### [What to work on]
Give every entry again, unchanged, and leave its images out.

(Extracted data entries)
################
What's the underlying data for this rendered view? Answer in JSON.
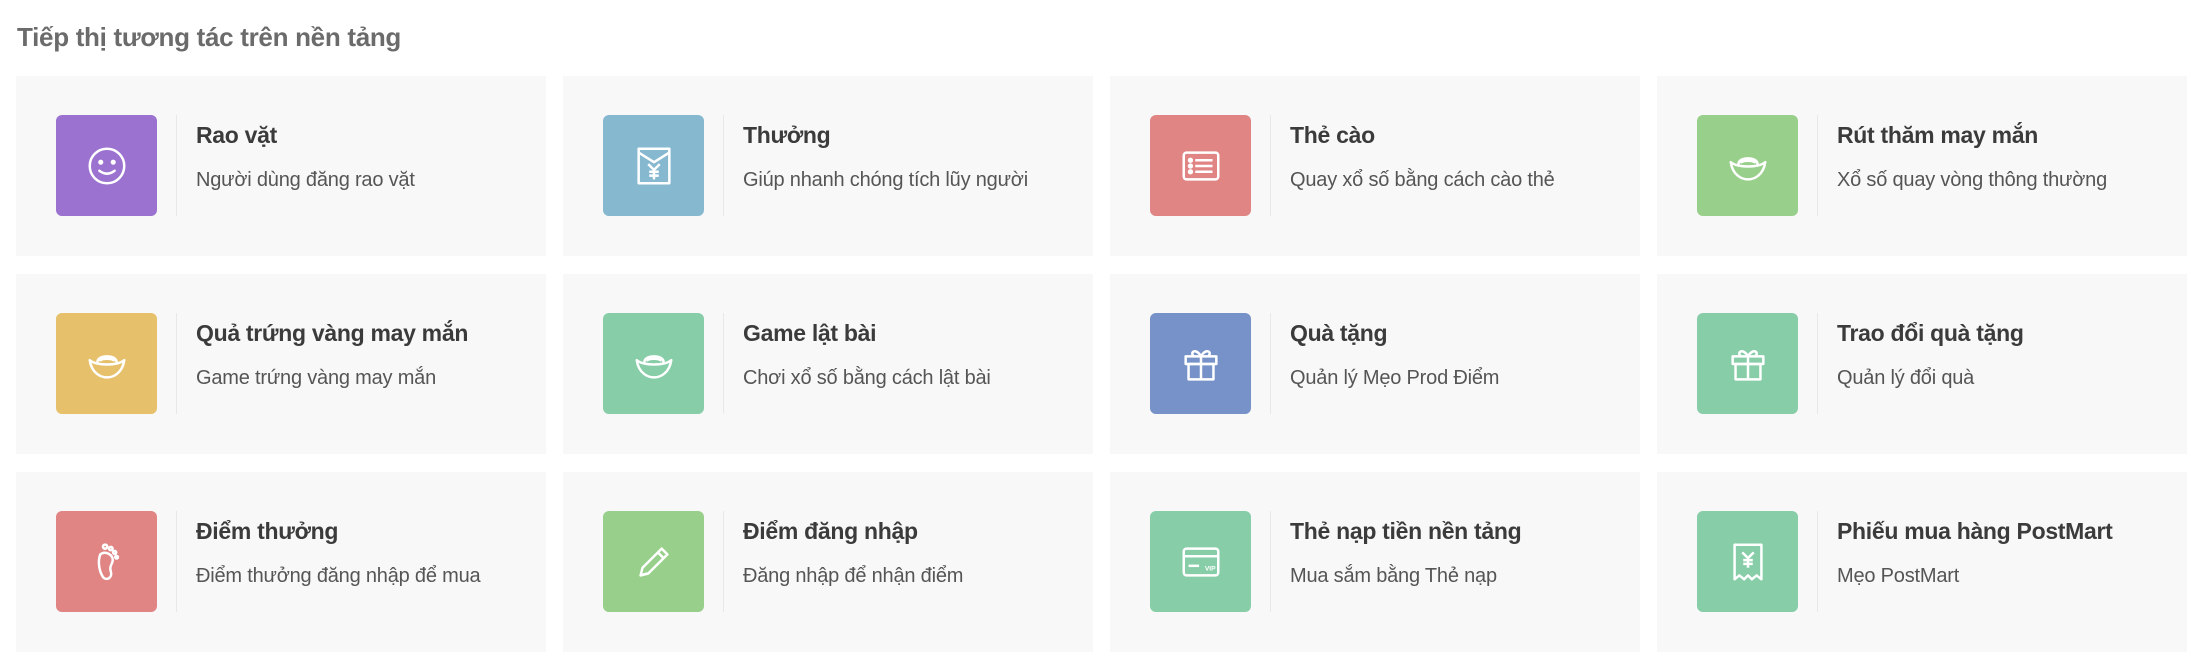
{
  "section": {
    "title": "Tiếp thị tương tác trên nền tảng"
  },
  "cards": [
    {
      "title": "Rao vặt",
      "desc": "Người dùng đăng rao vặt",
      "icon": "smiley-icon",
      "color": "#9b72cf"
    },
    {
      "title": "Thưởng",
      "desc": "Giúp nhanh chóng tích lũy người",
      "icon": "yen-envelope-icon",
      "color": "#86b8d0"
    },
    {
      "title": "Thẻ cào",
      "desc": "Quay xổ số bằng cách cào thẻ",
      "icon": "scratch-card-icon",
      "color": "#e08484"
    },
    {
      "title": "Rút thăm may mắn",
      "desc": "Xổ số quay vòng thông thường",
      "icon": "gold-ingot-icon",
      "color": "#98cf8b"
    },
    {
      "title": "Quả trứng vàng may mắn",
      "desc": "Game trứng vàng may mắn",
      "icon": "gold-ingot-icon",
      "color": "#e6c06b"
    },
    {
      "title": "Game lật bài",
      "desc": "Chơi xổ số bằng cách lật bài",
      "icon": "gold-ingot-icon",
      "color": "#86cda8"
    },
    {
      "title": "Quà tặng",
      "desc": "Quản lý Mẹo Prod Điểm",
      "icon": "gift-icon",
      "color": "#7692c9"
    },
    {
      "title": "Trao đổi quà tặng",
      "desc": "Quản lý đổi quà",
      "icon": "gift-icon",
      "color": "#86cda8"
    },
    {
      "title": "Điểm thưởng",
      "desc": "Điểm thưởng đăng nhập để mua",
      "icon": "footprint-icon",
      "color": "#e08484"
    },
    {
      "title": "Điểm đăng nhập",
      "desc": "Đăng nhập để nhận điểm",
      "icon": "pencil-icon",
      "color": "#98cf8b"
    },
    {
      "title": "Thẻ nạp tiền nền tảng",
      "desc": "Mua sắm bằng Thẻ nạp",
      "icon": "vip-card-icon",
      "color": "#86cda8"
    },
    {
      "title": "Phiếu mua hàng PostMart",
      "desc": "Mẹo PostMart",
      "icon": "yen-voucher-icon",
      "color": "#86cda8"
    }
  ]
}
################
### [Exercise answer]
What's the underlying data for this rendered view? Answer in JSON.
{
  "section": {
    "title": "Tiếp thị tương tác trên nền tảng"
  },
  "cards": [
    {
      "title": "Rao vặt",
      "desc": "Người dùng đăng rao vặt",
      "icon": "smiley-icon",
      "color": "#9b72cf"
    },
    {
      "title": "Thưởng",
      "desc": "Giúp nhanh chóng tích lũy người",
      "icon": "yen-envelope-icon",
      "color": "#86b8d0"
    },
    {
      "title": "Thẻ cào",
      "desc": "Quay xổ số bằng cách cào thẻ",
      "icon": "scratch-card-icon",
      "color": "#e08484"
    },
    {
      "title": "Rút thăm may mắn",
      "desc": "Xổ số quay vòng thông thường",
      "icon": "gold-ingot-icon",
      "color": "#98cf8b"
    },
    {
      "title": "Quả trứng vàng may mắn",
      "desc": "Game trứng vàng may mắn",
      "icon": "gold-ingot-icon",
      "color": "#e6c06b"
    },
    {
      "title": "Game lật bài",
      "desc": "Chơi xổ số bằng cách lật bài",
      "icon": "gold-ingot-icon",
      "color": "#86cda8"
    },
    {
      "title": "Quà tặng",
      "desc": "Quản lý Mẹo Prod Điểm",
      "icon": "gift-icon",
      "color": "#7692c9"
    },
    {
      "title": "Trao đổi quà tặng",
      "desc": "Quản lý đổi quà",
      "icon": "gift-icon",
      "color": "#86cda8"
    },
    {
      "title": "Điểm thưởng",
      "desc": "Điểm thưởng đăng nhập để mua",
      "icon": "footprint-icon",
      "color": "#e08484"
    },
    {
      "title": "Điểm đăng nhập",
      "desc": "Đăng nhập để nhận điểm",
      "icon": "pencil-icon",
      "color": "#98cf8b"
    },
    {
      "title": "Thẻ nạp tiền nền tảng",
      "desc": "Mua sắm bằng Thẻ nạp",
      "icon": "vip-card-icon",
      "color": "#86cda8"
    },
    {
      "title": "Phiếu mua hàng PostMart",
      "desc": "Mẹo PostMart",
      "icon": "yen-voucher-icon",
      "color": "#86cda8"
    }
  ]
}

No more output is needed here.